*Dataset entries on figures*:
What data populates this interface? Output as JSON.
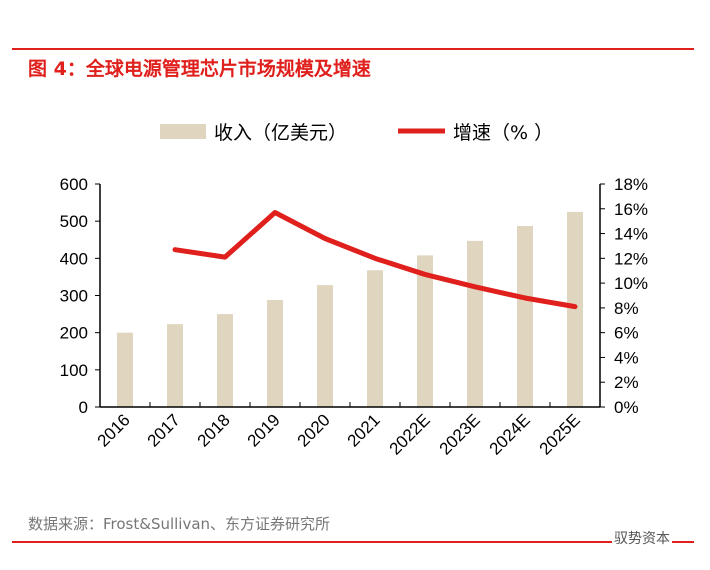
{
  "header": {
    "title": "图 4：全球电源管理芯片市场规模及增速"
  },
  "footer": {
    "source": "数据来源：Frost&Sullivan、东方证券研究所",
    "watermark": "驭势资本"
  },
  "colors": {
    "bar": "#e0d6c0",
    "line": "#e0201c",
    "accent": "#e0201c"
  },
  "chart_data": {
    "type": "bar+line",
    "categories": [
      "2016",
      "2017",
      "2018",
      "2019",
      "2020",
      "2021",
      "2022E",
      "2023E",
      "2024E",
      "2025E"
    ],
    "series": [
      {
        "name": "收入（亿美元）",
        "type": "bar",
        "axis": "left",
        "values": [
          200,
          223,
          250,
          288,
          328,
          368,
          408,
          447,
          487,
          525
        ]
      },
      {
        "name": "增速（%",
        "type": "line",
        "axis": "right",
        "values": [
          null,
          12.7,
          12.1,
          15.7,
          13.6,
          12.0,
          10.7,
          9.7,
          8.8,
          8.1
        ]
      }
    ],
    "left_axis": {
      "ylim": [
        0,
        600
      ],
      "ticks": [
        "0",
        "100",
        "200",
        "300",
        "400",
        "500",
        "600"
      ]
    },
    "right_axis": {
      "ylim": [
        0,
        18
      ],
      "ticks": [
        "0%",
        "2%",
        "4%",
        "6%",
        "8%",
        "10%",
        "12%",
        "14%",
        "16%",
        "18%"
      ]
    },
    "legend": "top",
    "grid": false
  }
}
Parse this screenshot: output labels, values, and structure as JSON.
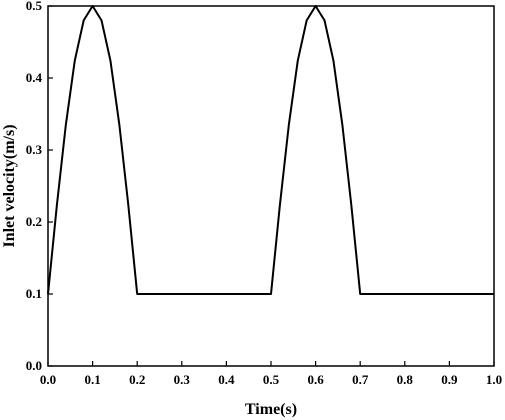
{
  "chart_data": {
    "type": "line",
    "title": "",
    "xlabel": "Time(s)",
    "ylabel": "Inlet velocity(m/s)",
    "xlim": [
      0.0,
      1.0
    ],
    "ylim": [
      0.0,
      0.5
    ],
    "x_ticks": [
      "0.0",
      "0.1",
      "0.2",
      "0.3",
      "0.4",
      "0.5",
      "0.6",
      "0.7",
      "0.8",
      "0.9",
      "1.0"
    ],
    "y_ticks": [
      "0.0",
      "0.1",
      "0.2",
      "0.3",
      "0.4",
      "0.5"
    ],
    "grid": false,
    "legend": "none",
    "series": [
      {
        "color": "#000000",
        "x": [
          0.0,
          0.02,
          0.04,
          0.06,
          0.08,
          0.1,
          0.12,
          0.14,
          0.16,
          0.18,
          0.2,
          0.3,
          0.4,
          0.5,
          0.52,
          0.54,
          0.56,
          0.58,
          0.6,
          0.62,
          0.64,
          0.66,
          0.68,
          0.7,
          0.8,
          0.9,
          1.0
        ],
        "y": [
          0.1,
          0.224,
          0.335,
          0.424,
          0.48,
          0.5,
          0.48,
          0.424,
          0.335,
          0.224,
          0.1,
          0.1,
          0.1,
          0.1,
          0.224,
          0.335,
          0.424,
          0.48,
          0.5,
          0.48,
          0.424,
          0.335,
          0.224,
          0.1,
          0.1,
          0.1,
          0.1
        ]
      }
    ]
  }
}
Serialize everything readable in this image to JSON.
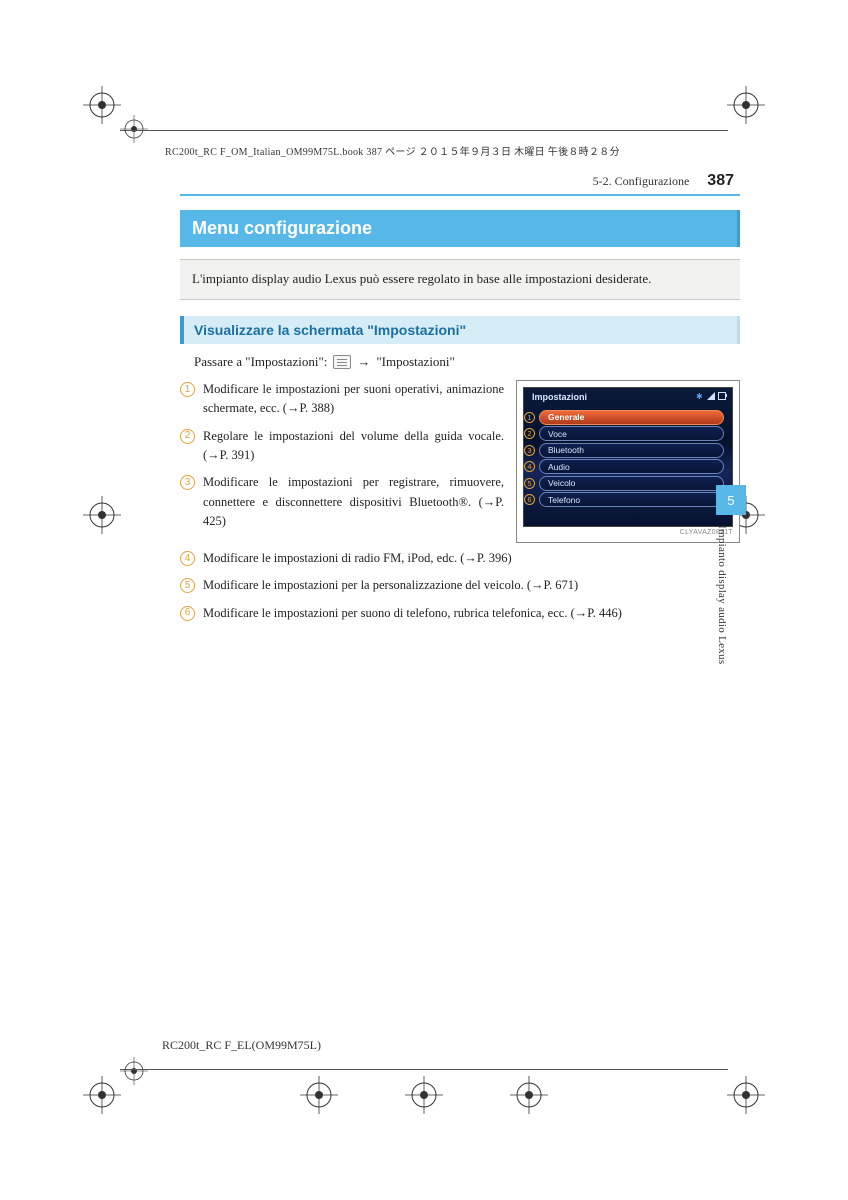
{
  "colors": {
    "accent": "#57b7e7",
    "accent_dark": "#3a9cd1",
    "sub_bg": "#d6edf7",
    "sub_text": "#1a6fa3",
    "step_ring": "#e2a23a",
    "intro_bg": "#f2f2f0",
    "screen_bg_top": "#0a1a3a",
    "screen_bg_bot": "#06122e",
    "pill_sel": "#f06a3a"
  },
  "bookline": "RC200t_RC F_OM_Italian_OM99M75L.book  387 ページ  ２０１５年９月３日  木曜日  午後８時２８分",
  "running": {
    "section": "5-2. Configurazione",
    "page": "387"
  },
  "title": "Menu configurazione",
  "intro": "L'impianto display audio Lexus può essere regolato in base alle impostazioni desiderate.",
  "sub": "Visualizzare la schermata \"Impostazioni\"",
  "lead_pre": "Passare a \"Impostazioni\":",
  "lead_post": "\"Impostazioni\"",
  "steps_a": [
    "Modificare le impostazioni per suoni operativi, animazione schermate, ecc. (→P. 388)",
    "Regolare le impostazioni del volume della guida vocale. (→P. 391)",
    "Modificare le impostazioni per registrare, rimuovere, connettere e disconnettere dispositivi Bluetooth®. (→P. 425)"
  ],
  "steps_b": [
    "Modificare le impostazioni di radio FM, iPod, edc. (→P. 396)",
    "Modificare le impostazioni per la personalizzazione del veicolo. (→P. 671)",
    "Modificare le impostazioni per suono di telefono, rubrica telefonica, ecc. (→P. 446)"
  ],
  "screen": {
    "title": "Impostazioni",
    "rows": [
      "Generale",
      "Voce",
      "Bluetooth",
      "Audio",
      "Veicolo",
      "Telefono"
    ],
    "selected_index": 0,
    "caption": "CLYAVAZ0821T"
  },
  "sidetab": {
    "chapter": "5",
    "label": "Impianto display audio Lexus"
  },
  "footer": "RC200t_RC F_EL(OM99M75L)"
}
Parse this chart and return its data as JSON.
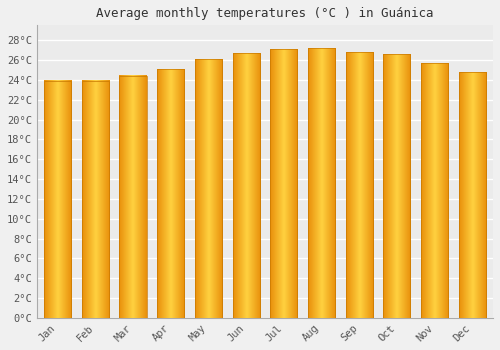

*GOAL OF THE EXERCISE*: Using the records given above, list every line that includes the word "Modificare".

*THE COMPLETED TASK*:
    "Modificare le impostazioni per suoni operativi, animazione schermate, ecc. (→P. 388)",
    "Modificare le impostazioni per registrare, rimuovere, connettere e disconnettere dispositivi Bluetooth®. (→P. 425)"
    "Modificare le impostazioni di radio FM, iPod, edc. (→P. 396)",
    "Modificare le impostazioni per la personalizzazione del veicolo. (→P. 671)",
    "Modificare le impostazioni per suono di telefono, rubrica telefonica, ecc. (→P. 446)"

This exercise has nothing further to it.